WHAT TO DO>
Every entry below must appear again, exactly as written.

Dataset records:
::::

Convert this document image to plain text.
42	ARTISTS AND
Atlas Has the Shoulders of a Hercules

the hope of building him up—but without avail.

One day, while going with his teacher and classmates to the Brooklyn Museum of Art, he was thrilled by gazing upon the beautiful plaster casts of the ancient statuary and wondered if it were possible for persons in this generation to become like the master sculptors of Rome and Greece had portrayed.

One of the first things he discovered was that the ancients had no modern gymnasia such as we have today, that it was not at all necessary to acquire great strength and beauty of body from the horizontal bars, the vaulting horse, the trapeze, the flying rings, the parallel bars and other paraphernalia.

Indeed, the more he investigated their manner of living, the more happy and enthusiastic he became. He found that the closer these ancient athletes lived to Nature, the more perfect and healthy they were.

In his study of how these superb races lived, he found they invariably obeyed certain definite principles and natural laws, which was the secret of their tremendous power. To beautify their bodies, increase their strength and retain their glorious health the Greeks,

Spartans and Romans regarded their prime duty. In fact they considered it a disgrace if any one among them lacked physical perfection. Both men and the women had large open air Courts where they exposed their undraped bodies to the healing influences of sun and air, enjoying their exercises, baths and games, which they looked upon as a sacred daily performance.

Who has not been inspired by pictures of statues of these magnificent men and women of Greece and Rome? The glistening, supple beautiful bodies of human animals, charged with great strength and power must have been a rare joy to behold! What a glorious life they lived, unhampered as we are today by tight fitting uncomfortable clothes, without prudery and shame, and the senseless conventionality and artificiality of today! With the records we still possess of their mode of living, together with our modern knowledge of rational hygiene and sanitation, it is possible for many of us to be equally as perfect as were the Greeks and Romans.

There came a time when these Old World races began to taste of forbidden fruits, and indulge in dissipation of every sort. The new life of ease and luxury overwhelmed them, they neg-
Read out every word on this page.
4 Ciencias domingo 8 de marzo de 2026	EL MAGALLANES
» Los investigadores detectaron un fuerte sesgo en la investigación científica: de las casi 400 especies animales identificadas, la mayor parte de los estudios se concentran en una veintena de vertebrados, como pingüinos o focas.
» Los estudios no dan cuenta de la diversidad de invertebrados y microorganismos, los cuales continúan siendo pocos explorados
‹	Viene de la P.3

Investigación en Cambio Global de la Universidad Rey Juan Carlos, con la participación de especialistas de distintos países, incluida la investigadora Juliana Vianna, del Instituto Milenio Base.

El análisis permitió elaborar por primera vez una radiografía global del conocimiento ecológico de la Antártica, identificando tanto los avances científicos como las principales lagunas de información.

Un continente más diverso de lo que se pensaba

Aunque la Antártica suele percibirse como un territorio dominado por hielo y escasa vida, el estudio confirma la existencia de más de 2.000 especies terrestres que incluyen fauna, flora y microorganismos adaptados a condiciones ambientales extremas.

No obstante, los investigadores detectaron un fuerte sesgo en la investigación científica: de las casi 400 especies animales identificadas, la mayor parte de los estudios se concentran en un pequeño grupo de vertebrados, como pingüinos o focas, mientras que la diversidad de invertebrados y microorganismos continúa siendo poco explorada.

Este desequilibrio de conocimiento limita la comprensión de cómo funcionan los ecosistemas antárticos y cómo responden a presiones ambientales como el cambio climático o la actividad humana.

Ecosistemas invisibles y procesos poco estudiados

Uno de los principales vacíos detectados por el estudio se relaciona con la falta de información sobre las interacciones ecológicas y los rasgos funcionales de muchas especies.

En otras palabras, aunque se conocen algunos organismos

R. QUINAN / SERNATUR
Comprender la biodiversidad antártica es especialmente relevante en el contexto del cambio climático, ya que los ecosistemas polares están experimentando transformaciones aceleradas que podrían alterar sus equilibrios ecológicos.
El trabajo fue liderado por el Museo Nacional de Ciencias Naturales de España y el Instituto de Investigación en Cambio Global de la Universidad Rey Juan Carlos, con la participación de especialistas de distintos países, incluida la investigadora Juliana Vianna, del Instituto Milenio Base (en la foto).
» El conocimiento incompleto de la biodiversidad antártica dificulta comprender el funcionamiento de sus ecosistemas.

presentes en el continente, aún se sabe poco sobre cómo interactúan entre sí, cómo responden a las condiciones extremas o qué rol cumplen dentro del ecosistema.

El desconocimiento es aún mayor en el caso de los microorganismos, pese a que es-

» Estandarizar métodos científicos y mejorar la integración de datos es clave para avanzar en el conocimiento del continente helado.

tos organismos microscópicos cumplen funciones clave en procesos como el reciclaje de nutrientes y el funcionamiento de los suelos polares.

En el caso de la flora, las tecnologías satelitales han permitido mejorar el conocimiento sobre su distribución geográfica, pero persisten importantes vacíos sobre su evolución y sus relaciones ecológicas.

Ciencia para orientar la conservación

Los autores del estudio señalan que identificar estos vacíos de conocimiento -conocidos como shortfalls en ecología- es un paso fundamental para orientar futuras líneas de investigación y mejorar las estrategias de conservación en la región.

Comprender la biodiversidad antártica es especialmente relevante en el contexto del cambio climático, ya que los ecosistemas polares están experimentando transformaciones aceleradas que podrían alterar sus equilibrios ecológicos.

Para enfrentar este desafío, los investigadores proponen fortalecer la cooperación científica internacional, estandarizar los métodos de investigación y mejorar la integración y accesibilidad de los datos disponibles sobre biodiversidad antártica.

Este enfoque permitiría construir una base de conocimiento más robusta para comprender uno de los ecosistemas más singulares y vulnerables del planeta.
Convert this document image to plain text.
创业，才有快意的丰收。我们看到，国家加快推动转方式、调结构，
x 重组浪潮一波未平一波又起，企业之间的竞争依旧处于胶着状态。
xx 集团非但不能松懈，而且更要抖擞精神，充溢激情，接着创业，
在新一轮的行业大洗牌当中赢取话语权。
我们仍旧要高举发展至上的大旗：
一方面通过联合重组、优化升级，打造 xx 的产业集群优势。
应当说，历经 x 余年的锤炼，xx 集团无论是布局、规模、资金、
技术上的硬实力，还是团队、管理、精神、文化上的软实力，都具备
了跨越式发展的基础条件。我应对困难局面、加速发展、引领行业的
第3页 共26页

::::

FINISHED TASK>
Convert this document image to plain text.
42	ARTISTS AND
Atlas Has the Shoulders of a Hercules

the hope of building him up—but without avail.

One day, while going with his teacher and classmates to the Brooklyn Museum of Art, he was thrilled by gazing upon the beautiful plaster casts of the ancient statuary and wondered if it were possible for persons in this generation to become like the master sculptors of Rome and Greece had portrayed.

One of the first things he discovered was that the ancients had no modern gymnasia such as we have today, that it was not at all necessary to acquire great strength and beauty of body from the horizontal bars, the vaulting horse, the trapeze, the flying rings, the parallel bars and other paraphernalia.

Indeed, the more he investigated their manner of living, the more happy and enthusiastic he became. He found that the closer these ancient athletes lived to Nature, the more perfect and healthy they were.

In his study of how these superb races lived, he found they invariably obeyed certain definite principles and natural laws, which was the secret of their tremendous power. To beautify their bodies, increase their strength and retain their glorious health the Greeks,

Spartans and Romans regarded their prime duty. In fact they considered it a disgrace if any one among them lacked physical perfection. Both men and the women had large open air Courts where they exposed their undraped bodies to the healing influences of sun and air, enjoying their exercises, baths and games, which they looked upon as a sacred daily performance.

Who has not been inspired by pictures of statues of these magnificent men and women of Greece and Rome? The glistening, supple beautiful bodies of human animals, charged with great strength and power must have been a rare joy to behold! What a glorious life they lived, unhampered as we are today by tight fitting uncomfortable clothes, without prudery and shame, and the senseless conventionality and artificiality of today! With the records we still possess of their mode of living, together with our modern knowledge of rational hygiene and sanitation, it is possible for many of us to be equally as perfect as were the Greeks and Romans.

There came a time when these Old World races began to taste of forbidden fruits, and indulge in dissipation of every sort. The new life of ease and luxury overwhelmed them, they neg-
Read out every word on this page.
4 Ciencias domingo 8 de marzo de 2026	EL MAGALLANES
» Los investigadores detectaron un fuerte sesgo en la investigación científica: de las casi 400 especies animales identificadas, la mayor parte de los estudios se concentran en una veintena de vertebrados, como pingüinos o focas.
» Los estudios no dan cuenta de la diversidad de invertebrados y microorganismos, los cuales continúan siendo pocos explorados
‹	Viene de la P.3

Investigación en Cambio Global de la Universidad Rey Juan Carlos, con la participación de especialistas de distintos países, incluida la investigadora Juliana Vianna, del Instituto Milenio Base.

El análisis permitió elaborar por primera vez una radiografía global del conocimiento ecológico de la Antártica, identificando tanto los avances científicos como las principales lagunas de información.

Un continente más diverso de lo que se pensaba

Aunque la Antártica suele percibirse como un territorio dominado por hielo y escasa vida, el estudio confirma la existencia de más de 2.000 especies terrestres que incluyen fauna, flora y microorganismos adaptados a condiciones ambientales extremas.

No obstante, los investigadores detectaron un fuerte sesgo en la investigación científica: de las casi 400 especies animales identificadas, la mayor parte de los estudios se concentran en un pequeño grupo de vertebrados, como pingüinos o focas, mientras que la diversidad de invertebrados y microorganismos continúa siendo poco explorada.

Este desequilibrio de conocimiento limita la comprensión de cómo funcionan los ecosistemas antárticos y cómo responden a presiones ambientales como el cambio climático o la actividad humana.

Ecosistemas invisibles y procesos poco estudiados

Uno de los principales vacíos detectados por el estudio se relaciona con la falta de información sobre las interacciones ecológicas y los rasgos funcionales de muchas especies.

En otras palabras, aunque se conocen algunos organismos

R. QUINAN / SERNATUR
Comprender la biodiversidad antártica es especialmente relevante en el contexto del cambio climático, ya que los ecosistemas polares están experimentando transformaciones aceleradas que podrían alterar sus equilibrios ecológicos.
El trabajo fue liderado por el Museo Nacional de Ciencias Naturales de España y el Instituto de Investigación en Cambio Global de la Universidad Rey Juan Carlos, con la participación de especialistas de distintos países, incluida la investigadora Juliana Vianna, del Instituto Milenio Base (en la foto).
» El conocimiento incompleto de la biodiversidad antártica dificulta comprender el funcionamiento de sus ecosistemas.

presentes en el continente, aún se sabe poco sobre cómo interactúan entre sí, cómo responden a las condiciones extremas o qué rol cumplen dentro del ecosistema.

El desconocimiento es aún mayor en el caso de los microorganismos, pese a que es-

» Estandarizar métodos científicos y mejorar la integración de datos es clave para avanzar en el conocimiento del continente helado.

tos organismos microscópicos cumplen funciones clave en procesos como el reciclaje de nutrientes y el funcionamiento de los suelos polares.

En el caso de la flora, las tecnologías satelitales han permitido mejorar el conocimiento sobre su distribución geográfica, pero persisten importantes vacíos sobre su evolución y sus relaciones ecológicas.

Ciencia para orientar la conservación

Los autores del estudio señalan que identificar estos vacíos de conocimiento -conocidos como shortfalls en ecología- es un paso fundamental para orientar futuras líneas de investigación y mejorar las estrategias de conservación en la región.

Comprender la biodiversidad antártica es especialmente relevante en el contexto del cambio climático, ya que los ecosistemas polares están experimentando transformaciones aceleradas que podrían alterar sus equilibrios ecológicos.

Para enfrentar este desafío, los investigadores proponen fortalecer la cooperación científica internacional, estandarizar los métodos de investigación y mejorar la integración y accesibilidad de los datos disponibles sobre biodiversidad antártica.

Este enfoque permitiría construir una base de conocimiento más robusta para comprender uno de los ecosistemas más singulares y vulnerables del planeta.
Convert this document image to plain text.
创业，才有快意的丰收。我们看到，国家加快推动转方式、调结构，
x 重组浪潮一波未平一波又起，企业之间的竞争依旧处于胶着状态。
xx 集团非但不能松懈，而且更要抖擞精神，充溢激情，接着创业，
在新一轮的行业大洗牌当中赢取话语权。
我们仍旧要高举发展至上的大旗：
一方面通过联合重组、优化升级，打造 xx 的产业集群优势。
应当说，历经 x 余年的锤炼，xx 集团无论是布局、规模、资金、
技术上的硬实力，还是团队、管理、精神、文化上的软实力，都具备
了跨越式发展的基础条件。我应对困难局面、加速发展、引领行业的
第3页 共26页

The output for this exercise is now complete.